» WHAT IS REQUIRED
Isolate every line in the records below with "color" in it.

═══ STORED RECORDS

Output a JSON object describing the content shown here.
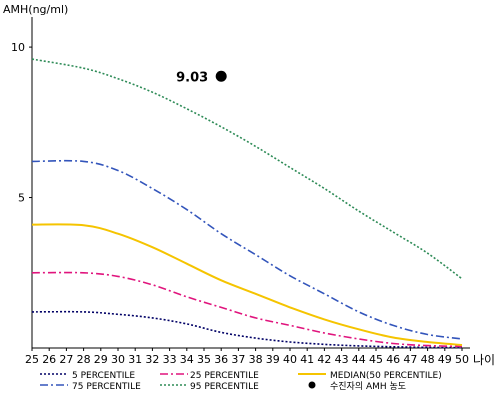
{
  "chart_data": {
    "type": "line",
    "ylabel": "AMH(ng/ml)",
    "xlabel": "나이",
    "xlim": [
      25,
      50
    ],
    "ylim": [
      0,
      11
    ],
    "x_ticks": [
      25,
      26,
      27,
      28,
      29,
      30,
      31,
      32,
      33,
      34,
      35,
      36,
      37,
      38,
      39,
      40,
      41,
      42,
      43,
      44,
      45,
      46,
      47,
      48,
      49,
      50
    ],
    "y_ticks": [
      5,
      10
    ],
    "series": [
      {
        "name": "5 PERCENTILE",
        "color": "#000066",
        "dash": "2,2",
        "points": [
          [
            25,
            1.2
          ],
          [
            28,
            1.2
          ],
          [
            30,
            1.12
          ],
          [
            32,
            1.0
          ],
          [
            34,
            0.8
          ],
          [
            36,
            0.52
          ],
          [
            38,
            0.33
          ],
          [
            40,
            0.2
          ],
          [
            42,
            0.12
          ],
          [
            44,
            0.07
          ],
          [
            46,
            0.04
          ],
          [
            48,
            0.02
          ],
          [
            50,
            0.01
          ]
        ]
      },
      {
        "name": "25 PERCENTILE",
        "color": "#e0147d",
        "dash": "8,3,2,3",
        "points": [
          [
            25,
            2.5
          ],
          [
            28,
            2.5
          ],
          [
            30,
            2.38
          ],
          [
            32,
            2.1
          ],
          [
            34,
            1.7
          ],
          [
            36,
            1.35
          ],
          [
            38,
            1.0
          ],
          [
            40,
            0.75
          ],
          [
            42,
            0.5
          ],
          [
            44,
            0.3
          ],
          [
            46,
            0.15
          ],
          [
            48,
            0.08
          ],
          [
            50,
            0.05
          ]
        ]
      },
      {
        "name": "MEDIAN(50 PERCENTILE)",
        "color": "#f5c400",
        "dash": "",
        "points": [
          [
            25,
            4.1
          ],
          [
            28,
            4.08
          ],
          [
            30,
            3.8
          ],
          [
            32,
            3.35
          ],
          [
            34,
            2.8
          ],
          [
            36,
            2.25
          ],
          [
            38,
            1.8
          ],
          [
            40,
            1.35
          ],
          [
            42,
            0.95
          ],
          [
            44,
            0.62
          ],
          [
            46,
            0.35
          ],
          [
            48,
            0.2
          ],
          [
            50,
            0.1
          ]
        ]
      },
      {
        "name": "75 PERCENTILE",
        "color": "#3355bb",
        "dash": "8,3,2,3",
        "points": [
          [
            25,
            6.2
          ],
          [
            28,
            6.2
          ],
          [
            30,
            5.9
          ],
          [
            32,
            5.3
          ],
          [
            34,
            4.6
          ],
          [
            36,
            3.8
          ],
          [
            38,
            3.1
          ],
          [
            40,
            2.4
          ],
          [
            42,
            1.8
          ],
          [
            44,
            1.2
          ],
          [
            46,
            0.75
          ],
          [
            48,
            0.45
          ],
          [
            50,
            0.3
          ]
        ]
      },
      {
        "name": "95 PERCENTILE",
        "color": "#2e8b57",
        "dash": "2,2",
        "points": [
          [
            25,
            9.6
          ],
          [
            28,
            9.3
          ],
          [
            30,
            8.95
          ],
          [
            32,
            8.5
          ],
          [
            34,
            7.95
          ],
          [
            36,
            7.35
          ],
          [
            38,
            6.7
          ],
          [
            40,
            6.0
          ],
          [
            42,
            5.3
          ],
          [
            44,
            4.55
          ],
          [
            46,
            3.85
          ],
          [
            48,
            3.15
          ],
          [
            50,
            2.3
          ]
        ]
      }
    ],
    "marker": {
      "name": "수진자의 AMH 농도",
      "x": 36,
      "y": 9.03,
      "label": "9.03",
      "color": "#000000"
    },
    "legend": {
      "placement": "bottom",
      "order": [
        "5 PERCENTILE",
        "25 PERCENTILE",
        "MEDIAN(50 PERCENTILE)",
        "75 PERCENTILE",
        "95 PERCENTILE",
        "수진자의 AMH 농도"
      ]
    }
  }
}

══════

» REPLY TO THE EXERCISE
        "color": "#000066",
        "color": "#e0147d",
        "color": "#f5c400",
        "color": "#3355bb",
        "color": "#2e8b57",
      "color": "#000000"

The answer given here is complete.